Exercise >> Reproduce each line of the listing exactly.

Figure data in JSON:
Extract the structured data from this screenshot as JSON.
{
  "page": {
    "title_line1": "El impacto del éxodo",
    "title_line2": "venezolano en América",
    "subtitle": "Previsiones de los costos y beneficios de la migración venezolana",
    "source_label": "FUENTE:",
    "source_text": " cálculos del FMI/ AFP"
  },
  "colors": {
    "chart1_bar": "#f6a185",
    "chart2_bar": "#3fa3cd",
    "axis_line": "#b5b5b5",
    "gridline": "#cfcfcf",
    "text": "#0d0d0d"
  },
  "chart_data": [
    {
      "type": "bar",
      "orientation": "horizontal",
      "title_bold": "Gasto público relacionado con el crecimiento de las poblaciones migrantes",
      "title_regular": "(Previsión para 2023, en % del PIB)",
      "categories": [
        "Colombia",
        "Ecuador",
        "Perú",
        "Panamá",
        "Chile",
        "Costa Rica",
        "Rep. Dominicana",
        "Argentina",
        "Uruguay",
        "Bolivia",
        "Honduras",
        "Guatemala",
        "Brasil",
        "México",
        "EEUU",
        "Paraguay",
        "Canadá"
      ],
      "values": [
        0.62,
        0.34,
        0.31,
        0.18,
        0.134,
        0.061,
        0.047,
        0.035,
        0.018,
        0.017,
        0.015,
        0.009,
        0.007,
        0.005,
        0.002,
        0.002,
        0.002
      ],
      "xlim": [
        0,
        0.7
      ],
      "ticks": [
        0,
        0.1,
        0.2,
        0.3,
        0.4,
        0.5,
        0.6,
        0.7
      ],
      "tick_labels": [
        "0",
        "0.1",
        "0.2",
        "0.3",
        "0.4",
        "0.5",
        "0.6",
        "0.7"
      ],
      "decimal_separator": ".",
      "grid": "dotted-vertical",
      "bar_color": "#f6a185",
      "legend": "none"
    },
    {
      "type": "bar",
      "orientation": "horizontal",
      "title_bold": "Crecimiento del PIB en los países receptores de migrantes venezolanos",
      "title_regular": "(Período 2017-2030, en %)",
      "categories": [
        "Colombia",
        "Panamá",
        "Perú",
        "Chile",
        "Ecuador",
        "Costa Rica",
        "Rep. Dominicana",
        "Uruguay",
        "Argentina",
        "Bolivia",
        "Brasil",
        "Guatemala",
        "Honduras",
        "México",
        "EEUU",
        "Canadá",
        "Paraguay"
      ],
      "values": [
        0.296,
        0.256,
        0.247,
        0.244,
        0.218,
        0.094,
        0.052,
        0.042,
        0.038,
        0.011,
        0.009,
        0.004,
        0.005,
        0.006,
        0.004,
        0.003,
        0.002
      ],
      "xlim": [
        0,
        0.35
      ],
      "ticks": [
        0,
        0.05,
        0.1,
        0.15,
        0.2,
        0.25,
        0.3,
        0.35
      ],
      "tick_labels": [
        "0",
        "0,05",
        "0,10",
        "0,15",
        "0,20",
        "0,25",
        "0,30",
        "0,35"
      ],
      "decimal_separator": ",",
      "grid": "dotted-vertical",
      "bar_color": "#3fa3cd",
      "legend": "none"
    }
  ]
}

Task response >>
Extract the structured data from this screenshot as JSON.
{
  "page": {
    "title_line1": "El impacto del éxodo",
    "title_line2": "venezolano en América",
    "subtitle": "Previsiones de los costos y beneficios de la migración venezolana",
    "source_label": "FUENTE:",
    "source_text": " cálculos del FMI/ AFP"
  },
  "colors": {
    "chart1_bar": "#f6a185",
    "chart2_bar": "#3fa3cd",
    "axis_line": "#b5b5b5",
    "gridline": "#cfcfcf",
    "text": "#0d0d0d"
  },
  "chart_data": [
    {
      "type": "bar",
      "orientation": "horizontal",
      "title_bold": "Gasto público relacionado con el crecimiento de las poblaciones migrantes",
      "title_regular": "(Previsión para 2023, en % del PIB)",
      "categories": [
        "Colombia",
        "Ecuador",
        "Perú",
        "Panamá",
        "Chile",
        "Costa Rica",
        "Rep. Dominicana",
        "Argentina",
        "Uruguay",
        "Bolivia",
        "Honduras",
        "Guatemala",
        "Brasil",
        "México",
        "EEUU",
        "Paraguay",
        "Canadá"
      ],
      "values": [
        0.62,
        0.34,
        0.31,
        0.18,
        0.134,
        0.061,
        0.047,
        0.035,
        0.018,
        0.017,
        0.015,
        0.009,
        0.007,
        0.005,
        0.002,
        0.002,
        0.002
      ],
      "xlim": [
        0,
        0.7
      ],
      "ticks": [
        0,
        0.1,
        0.2,
        0.3,
        0.4,
        0.5,
        0.6,
        0.7
      ],
      "tick_labels": [
        "0",
        "0.1",
        "0.2",
        "0.3",
        "0.4",
        "0.5",
        "0.6",
        "0.7"
      ],
      "decimal_separator": ".",
      "grid": "dotted-vertical",
      "bar_color": "#f6a185",
      "legend": "none"
    },
    {
      "type": "bar",
      "orientation": "horizontal",
      "title_bold": "Crecimiento del PIB en los países receptores de migrantes venezolanos",
      "title_regular": "(Período 2017-2030, en %)",
      "categories": [
        "Colombia",
        "Panamá",
        "Perú",
        "Chile",
        "Ecuador",
        "Costa Rica",
        "Rep. Dominicana",
        "Uruguay",
        "Argentina",
        "Bolivia",
        "Brasil",
        "Guatemala",
        "Honduras",
        "México",
        "EEUU",
        "Canadá",
        "Paraguay"
      ],
      "values": [
        0.296,
        0.256,
        0.247,
        0.244,
        0.218,
        0.094,
        0.052,
        0.042,
        0.038,
        0.011,
        0.009,
        0.004,
        0.005,
        0.006,
        0.004,
        0.003,
        0.002
      ],
      "xlim": [
        0,
        0.35
      ],
      "ticks": [
        0,
        0.05,
        0.1,
        0.15,
        0.2,
        0.25,
        0.3,
        0.35
      ],
      "tick_labels": [
        "0",
        "0,05",
        "0,10",
        "0,15",
        "0,20",
        "0,25",
        "0,30",
        "0,35"
      ],
      "decimal_separator": ",",
      "grid": "dotted-vertical",
      "bar_color": "#3fa3cd",
      "legend": "none"
    }
  ]
}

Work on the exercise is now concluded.